_Request_
Copy out every record below with complete accuracy.

** begin Records to process **

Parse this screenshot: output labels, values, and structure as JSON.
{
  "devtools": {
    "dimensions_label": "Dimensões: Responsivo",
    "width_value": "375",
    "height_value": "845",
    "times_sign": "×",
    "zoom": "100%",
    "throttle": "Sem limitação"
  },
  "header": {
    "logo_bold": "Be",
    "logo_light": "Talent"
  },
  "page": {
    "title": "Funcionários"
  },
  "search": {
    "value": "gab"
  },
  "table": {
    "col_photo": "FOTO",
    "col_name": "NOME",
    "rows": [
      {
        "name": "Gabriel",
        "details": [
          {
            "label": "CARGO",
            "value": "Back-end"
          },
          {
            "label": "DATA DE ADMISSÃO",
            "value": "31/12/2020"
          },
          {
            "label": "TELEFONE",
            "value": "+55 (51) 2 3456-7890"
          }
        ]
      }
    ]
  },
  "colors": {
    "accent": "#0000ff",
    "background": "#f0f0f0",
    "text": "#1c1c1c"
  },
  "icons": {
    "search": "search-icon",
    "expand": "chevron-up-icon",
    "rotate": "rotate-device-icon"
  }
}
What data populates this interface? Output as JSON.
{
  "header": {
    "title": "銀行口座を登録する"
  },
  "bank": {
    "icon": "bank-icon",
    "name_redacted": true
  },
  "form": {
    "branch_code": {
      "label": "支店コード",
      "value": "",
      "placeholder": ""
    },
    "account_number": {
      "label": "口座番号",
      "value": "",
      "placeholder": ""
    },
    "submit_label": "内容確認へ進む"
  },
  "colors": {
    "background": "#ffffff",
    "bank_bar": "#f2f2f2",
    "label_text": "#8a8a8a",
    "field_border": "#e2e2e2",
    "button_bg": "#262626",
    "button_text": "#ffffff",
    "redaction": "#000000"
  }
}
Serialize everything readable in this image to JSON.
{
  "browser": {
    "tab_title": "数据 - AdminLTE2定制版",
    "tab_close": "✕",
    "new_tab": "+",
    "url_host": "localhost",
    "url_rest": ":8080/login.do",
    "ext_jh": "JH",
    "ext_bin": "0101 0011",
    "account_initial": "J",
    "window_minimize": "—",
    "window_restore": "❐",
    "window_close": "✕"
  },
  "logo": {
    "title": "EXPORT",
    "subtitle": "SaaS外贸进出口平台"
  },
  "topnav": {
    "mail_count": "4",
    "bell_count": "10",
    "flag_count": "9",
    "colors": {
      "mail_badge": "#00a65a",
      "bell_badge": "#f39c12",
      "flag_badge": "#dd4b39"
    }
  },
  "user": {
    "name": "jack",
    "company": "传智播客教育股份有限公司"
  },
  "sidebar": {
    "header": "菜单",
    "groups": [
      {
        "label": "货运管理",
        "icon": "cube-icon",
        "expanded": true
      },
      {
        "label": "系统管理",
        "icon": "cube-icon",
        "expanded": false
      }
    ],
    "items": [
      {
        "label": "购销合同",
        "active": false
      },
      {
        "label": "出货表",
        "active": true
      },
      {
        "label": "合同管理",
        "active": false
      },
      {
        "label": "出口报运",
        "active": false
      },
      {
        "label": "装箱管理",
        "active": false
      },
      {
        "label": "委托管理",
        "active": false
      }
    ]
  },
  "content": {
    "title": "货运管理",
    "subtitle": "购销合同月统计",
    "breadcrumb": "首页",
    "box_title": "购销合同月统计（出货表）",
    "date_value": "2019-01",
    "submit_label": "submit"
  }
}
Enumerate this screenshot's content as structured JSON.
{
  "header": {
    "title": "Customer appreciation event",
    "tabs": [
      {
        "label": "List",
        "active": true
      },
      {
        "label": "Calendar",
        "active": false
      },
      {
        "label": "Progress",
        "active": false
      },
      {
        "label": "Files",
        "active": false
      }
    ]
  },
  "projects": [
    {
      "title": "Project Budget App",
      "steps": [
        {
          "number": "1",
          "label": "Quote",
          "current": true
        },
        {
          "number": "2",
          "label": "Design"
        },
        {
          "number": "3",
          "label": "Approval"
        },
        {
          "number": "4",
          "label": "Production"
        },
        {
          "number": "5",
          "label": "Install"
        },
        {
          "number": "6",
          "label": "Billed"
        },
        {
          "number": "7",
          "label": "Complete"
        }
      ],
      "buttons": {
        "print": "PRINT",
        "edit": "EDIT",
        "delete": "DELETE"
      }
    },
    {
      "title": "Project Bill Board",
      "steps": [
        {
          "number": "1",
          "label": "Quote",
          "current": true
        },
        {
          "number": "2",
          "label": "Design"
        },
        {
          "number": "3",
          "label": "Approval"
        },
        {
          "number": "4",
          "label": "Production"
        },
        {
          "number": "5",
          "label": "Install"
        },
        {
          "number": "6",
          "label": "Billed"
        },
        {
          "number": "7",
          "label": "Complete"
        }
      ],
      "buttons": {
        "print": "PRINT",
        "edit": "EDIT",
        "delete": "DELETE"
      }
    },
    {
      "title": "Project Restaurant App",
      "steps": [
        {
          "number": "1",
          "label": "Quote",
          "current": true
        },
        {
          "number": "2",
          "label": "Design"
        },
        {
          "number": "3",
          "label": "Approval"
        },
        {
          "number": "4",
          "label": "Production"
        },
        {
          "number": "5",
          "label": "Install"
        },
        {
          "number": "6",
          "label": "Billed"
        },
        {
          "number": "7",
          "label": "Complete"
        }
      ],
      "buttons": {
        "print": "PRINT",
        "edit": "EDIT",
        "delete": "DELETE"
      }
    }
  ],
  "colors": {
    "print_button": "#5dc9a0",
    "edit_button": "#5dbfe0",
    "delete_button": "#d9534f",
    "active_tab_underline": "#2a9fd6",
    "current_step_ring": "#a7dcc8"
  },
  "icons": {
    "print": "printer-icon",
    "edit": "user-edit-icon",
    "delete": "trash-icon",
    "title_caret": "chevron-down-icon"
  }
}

** end Records to process **

_The output_
Parse this screenshot: output labels, values, and structure as JSON.
{
  "devtools": {
    "dimensions_label": "Dimensões: Responsivo",
    "width_value": "375",
    "height_value": "845",
    "times_sign": "×",
    "zoom": "100%",
    "throttle": "Sem limitação"
  },
  "header": {
    "logo_bold": "Be",
    "logo_light": "Talent"
  },
  "page": {
    "title": "Funcionários"
  },
  "search": {
    "value": "gab"
  },
  "table": {
    "col_photo": "FOTO",
    "col_name": "NOME",
    "rows": [
      {
        "name": "Gabriel",
        "details": [
          {
            "label": "CARGO",
            "value": "Back-end"
          },
          {
            "label": "DATA DE ADMISSÃO",
            "value": "31/12/2020"
          },
          {
            "label": "TELEFONE",
            "value": "+55 (51) 2 3456-7890"
          }
        ]
      }
    ]
  },
  "colors": {
    "accent": "#0000ff",
    "background": "#f0f0f0",
    "text": "#1c1c1c"
  },
  "icons": {
    "search": "search-icon",
    "expand": "chevron-up-icon",
    "rotate": "rotate-device-icon"
  }
}
What data populates this interface? Output as JSON.
{
  "header": {
    "title": "銀行口座を登録する"
  },
  "bank": {
    "icon": "bank-icon",
    "name_redacted": true
  },
  "form": {
    "branch_code": {
      "label": "支店コード",
      "value": "",
      "placeholder": ""
    },
    "account_number": {
      "label": "口座番号",
      "value": "",
      "placeholder": ""
    },
    "submit_label": "内容確認へ進む"
  },
  "colors": {
    "background": "#ffffff",
    "bank_bar": "#f2f2f2",
    "label_text": "#8a8a8a",
    "field_border": "#e2e2e2",
    "button_bg": "#262626",
    "button_text": "#ffffff",
    "redaction": "#000000"
  }
}
Serialize everything readable in this image to JSON.
{
  "browser": {
    "tab_title": "数据 - AdminLTE2定制版",
    "tab_close": "✕",
    "new_tab": "+",
    "url_host": "localhost",
    "url_rest": ":8080/login.do",
    "ext_jh": "JH",
    "ext_bin": "0101 0011",
    "account_initial": "J",
    "window_minimize": "—",
    "window_restore": "❐",
    "window_close": "✕"
  },
  "logo": {
    "title": "EXPORT",
    "subtitle": "SaaS外贸进出口平台"
  },
  "topnav": {
    "mail_count": "4",
    "bell_count": "10",
    "flag_count": "9",
    "colors": {
      "mail_badge": "#00a65a",
      "bell_badge": "#f39c12",
      "flag_badge": "#dd4b39"
    }
  },
  "user": {
    "name": "jack",
    "company": "传智播客教育股份有限公司"
  },
  "sidebar": {
    "header": "菜单",
    "groups": [
      {
        "label": "货运管理",
        "icon": "cube-icon",
        "expanded": true
      },
      {
        "label": "系统管理",
        "icon": "cube-icon",
        "expanded": false
      }
    ],
    "items": [
      {
        "label": "购销合同",
        "active": false
      },
      {
        "label": "出货表",
        "active": true
      },
      {
        "label": "合同管理",
        "active": false
      },
      {
        "label": "出口报运",
        "active": false
      },
      {
        "label": "装箱管理",
        "active": false
      },
      {
        "label": "委托管理",
        "active": false
      }
    ]
  },
  "content": {
    "title": "货运管理",
    "subtitle": "购销合同月统计",
    "breadcrumb": "首页",
    "box_title": "购销合同月统计（出货表）",
    "date_value": "2019-01",
    "submit_label": "submit"
  }
}
Enumerate this screenshot's content as structured JSON.
{
  "header": {
    "title": "Customer appreciation event",
    "tabs": [
      {
        "label": "List",
        "active": true
      },
      {
        "label": "Calendar",
        "active": false
      },
      {
        "label": "Progress",
        "active": false
      },
      {
        "label": "Files",
        "active": false
      }
    ]
  },
  "projects": [
    {
      "title": "Project Budget App",
      "steps": [
        {
          "number": "1",
          "label": "Quote",
          "current": true
        },
        {
          "number": "2",
          "label": "Design"
        },
        {
          "number": "3",
          "label": "Approval"
        },
        {
          "number": "4",
          "label": "Production"
        },
        {
          "number": "5",
          "label": "Install"
        },
        {
          "number": "6",
          "label": "Billed"
        },
        {
          "number": "7",
          "label": "Complete"
        }
      ],
      "buttons": {
        "print": "PRINT",
        "edit": "EDIT",
        "delete": "DELETE"
      }
    },
    {
      "title": "Project Bill Board",
      "steps": [
        {
          "number": "1",
          "label": "Quote",
          "current": true
        },
        {
          "number": "2",
          "label": "Design"
        },
        {
          "number": "3",
          "label": "Approval"
        },
        {
          "number": "4",
          "label": "Production"
        },
        {
          "number": "5",
          "label": "Install"
        },
        {
          "number": "6",
          "label": "Billed"
        },
        {
          "number": "7",
          "label": "Complete"
        }
      ],
      "buttons": {
        "print": "PRINT",
        "edit": "EDIT",
        "delete": "DELETE"
      }
    },
    {
      "title": "Project Restaurant App",
      "steps": [
        {
          "number": "1",
          "label": "Quote",
          "current": true
        },
        {
          "number": "2",
          "label": "Design"
        },
        {
          "number": "3",
          "label": "Approval"
        },
        {
          "number": "4",
          "label": "Production"
        },
        {
          "number": "5",
          "label": "Install"
        },
        {
          "number": "6",
          "label": "Billed"
        },
        {
          "number": "7",
          "label": "Complete"
        }
      ],
      "buttons": {
        "print": "PRINT",
        "edit": "EDIT",
        "delete": "DELETE"
      }
    }
  ],
  "colors": {
    "print_button": "#5dc9a0",
    "edit_button": "#5dbfe0",
    "delete_button": "#d9534f",
    "active_tab_underline": "#2a9fd6",
    "current_step_ring": "#a7dcc8"
  },
  "icons": {
    "print": "printer-icon",
    "edit": "user-edit-icon",
    "delete": "trash-icon",
    "title_caret": "chevron-down-icon"
  }
}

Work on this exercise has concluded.